Task directions: Select the lines below containing the word "List".

Records for the task:
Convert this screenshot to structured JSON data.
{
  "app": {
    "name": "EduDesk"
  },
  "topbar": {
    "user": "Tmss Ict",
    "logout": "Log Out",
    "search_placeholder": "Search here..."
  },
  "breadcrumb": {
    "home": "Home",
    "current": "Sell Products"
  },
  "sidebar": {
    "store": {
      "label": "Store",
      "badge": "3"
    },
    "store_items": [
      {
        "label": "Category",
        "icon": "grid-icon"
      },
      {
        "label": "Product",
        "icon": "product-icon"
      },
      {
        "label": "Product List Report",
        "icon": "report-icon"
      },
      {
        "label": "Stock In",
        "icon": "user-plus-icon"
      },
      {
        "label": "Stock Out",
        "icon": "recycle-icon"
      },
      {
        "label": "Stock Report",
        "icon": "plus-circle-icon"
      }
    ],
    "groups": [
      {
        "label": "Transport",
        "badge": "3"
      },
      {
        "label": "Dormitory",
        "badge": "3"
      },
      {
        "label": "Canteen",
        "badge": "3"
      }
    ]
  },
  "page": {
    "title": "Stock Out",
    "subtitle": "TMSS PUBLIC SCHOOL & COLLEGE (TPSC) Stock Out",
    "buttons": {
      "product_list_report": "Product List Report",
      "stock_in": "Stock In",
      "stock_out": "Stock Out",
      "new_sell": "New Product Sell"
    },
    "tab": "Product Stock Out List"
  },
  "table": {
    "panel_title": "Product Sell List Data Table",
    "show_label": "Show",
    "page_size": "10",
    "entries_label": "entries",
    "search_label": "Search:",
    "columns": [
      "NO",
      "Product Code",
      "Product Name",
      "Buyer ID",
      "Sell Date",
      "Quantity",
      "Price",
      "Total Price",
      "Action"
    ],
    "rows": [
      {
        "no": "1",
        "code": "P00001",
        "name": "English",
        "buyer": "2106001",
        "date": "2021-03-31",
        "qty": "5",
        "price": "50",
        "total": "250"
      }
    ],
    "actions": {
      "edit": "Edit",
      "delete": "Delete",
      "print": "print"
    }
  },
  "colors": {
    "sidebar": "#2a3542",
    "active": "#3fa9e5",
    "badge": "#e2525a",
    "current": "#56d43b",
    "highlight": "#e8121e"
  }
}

Correct answer:
        "label": "Product List Report",
      "product_list_report": "Product List Report",
    "tab": "Product Stock Out List"
    "panel_title": "Product Sell List Data Table",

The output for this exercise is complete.